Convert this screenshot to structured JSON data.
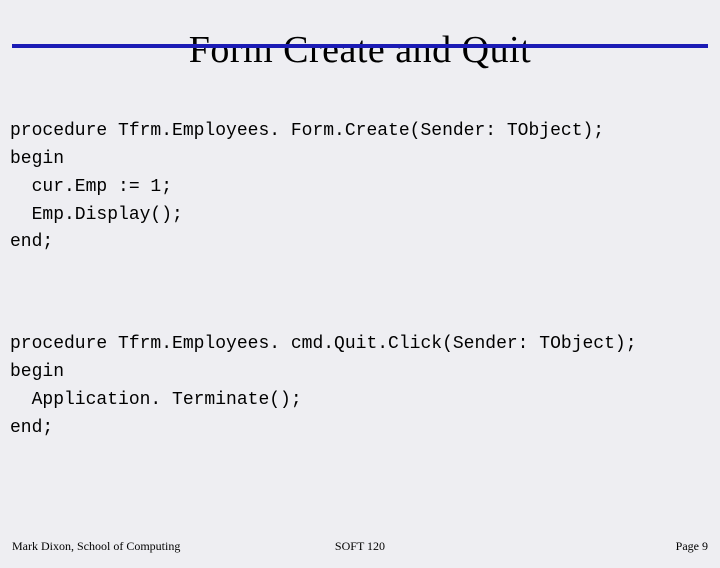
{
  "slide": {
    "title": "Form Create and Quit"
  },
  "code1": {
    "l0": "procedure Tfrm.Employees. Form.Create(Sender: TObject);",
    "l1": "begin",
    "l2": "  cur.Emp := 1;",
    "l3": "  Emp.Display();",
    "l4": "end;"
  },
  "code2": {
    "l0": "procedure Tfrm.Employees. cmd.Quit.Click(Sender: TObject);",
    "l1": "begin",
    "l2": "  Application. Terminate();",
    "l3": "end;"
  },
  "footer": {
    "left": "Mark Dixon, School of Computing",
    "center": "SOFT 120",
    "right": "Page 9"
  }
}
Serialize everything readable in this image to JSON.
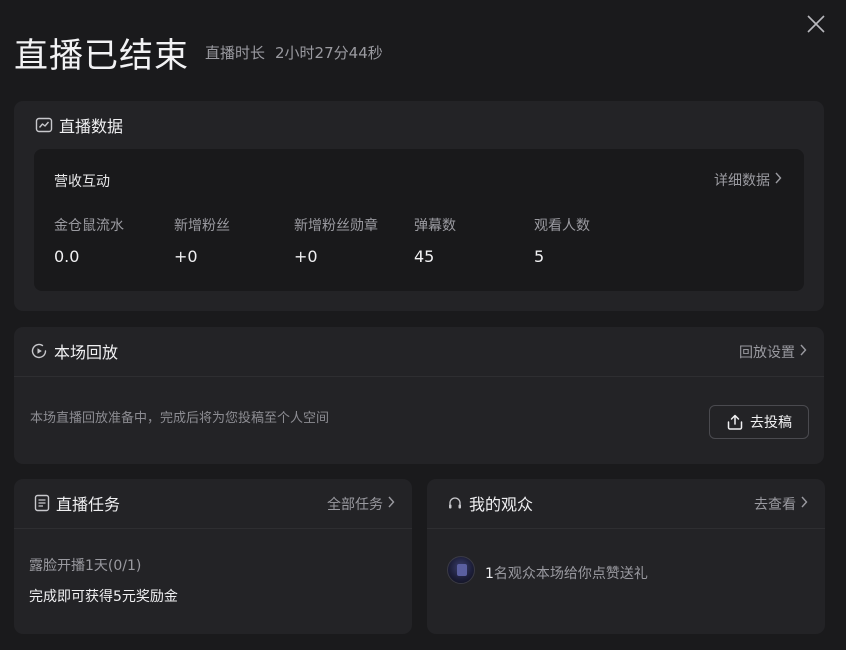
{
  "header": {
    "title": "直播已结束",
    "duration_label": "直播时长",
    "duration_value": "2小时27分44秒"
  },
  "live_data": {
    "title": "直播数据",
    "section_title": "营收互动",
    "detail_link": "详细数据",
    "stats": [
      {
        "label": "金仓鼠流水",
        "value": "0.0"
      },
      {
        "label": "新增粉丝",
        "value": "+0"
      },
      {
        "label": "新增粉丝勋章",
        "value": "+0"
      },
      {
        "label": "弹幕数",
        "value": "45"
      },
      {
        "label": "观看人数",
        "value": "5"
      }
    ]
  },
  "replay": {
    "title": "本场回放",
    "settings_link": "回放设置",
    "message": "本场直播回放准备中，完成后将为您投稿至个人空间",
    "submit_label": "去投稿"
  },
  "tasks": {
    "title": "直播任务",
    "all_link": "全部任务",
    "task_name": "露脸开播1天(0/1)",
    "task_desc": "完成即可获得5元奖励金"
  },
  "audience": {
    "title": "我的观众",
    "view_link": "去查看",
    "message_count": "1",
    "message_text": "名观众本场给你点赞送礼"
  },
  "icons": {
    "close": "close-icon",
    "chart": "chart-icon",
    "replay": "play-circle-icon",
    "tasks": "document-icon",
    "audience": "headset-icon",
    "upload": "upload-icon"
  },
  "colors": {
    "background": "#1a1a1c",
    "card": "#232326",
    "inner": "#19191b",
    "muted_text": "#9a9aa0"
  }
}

+++

▸ Task goal
Write the lines from the line containing "Serialize everything readable" through the last line of the data out again exactly, and only those lines; pictures stay out.

▸ Task solution
Serialize everything readable in this image to JSON.
{
  "header": {
    "title": "直播已结束",
    "duration_label": "直播时长",
    "duration_value": "2小时27分44秒"
  },
  "live_data": {
    "title": "直播数据",
    "section_title": "营收互动",
    "detail_link": "详细数据",
    "stats": [
      {
        "label": "金仓鼠流水",
        "value": "0.0"
      },
      {
        "label": "新增粉丝",
        "value": "+0"
      },
      {
        "label": "新增粉丝勋章",
        "value": "+0"
      },
      {
        "label": "弹幕数",
        "value": "45"
      },
      {
        "label": "观看人数",
        "value": "5"
      }
    ]
  },
  "replay": {
    "title": "本场回放",
    "settings_link": "回放设置",
    "message": "本场直播回放准备中，完成后将为您投稿至个人空间",
    "submit_label": "去投稿"
  },
  "tasks": {
    "title": "直播任务",
    "all_link": "全部任务",
    "task_name": "露脸开播1天(0/1)",
    "task_desc": "完成即可获得5元奖励金"
  },
  "audience": {
    "title": "我的观众",
    "view_link": "去查看",
    "message_count": "1",
    "message_text": "名观众本场给你点赞送礼"
  },
  "icons": {
    "close": "close-icon",
    "chart": "chart-icon",
    "replay": "play-circle-icon",
    "tasks": "document-icon",
    "audience": "headset-icon",
    "upload": "upload-icon"
  },
  "colors": {
    "background": "#1a1a1c",
    "card": "#232326",
    "inner": "#19191b",
    "muted_text": "#9a9aa0"
  }
}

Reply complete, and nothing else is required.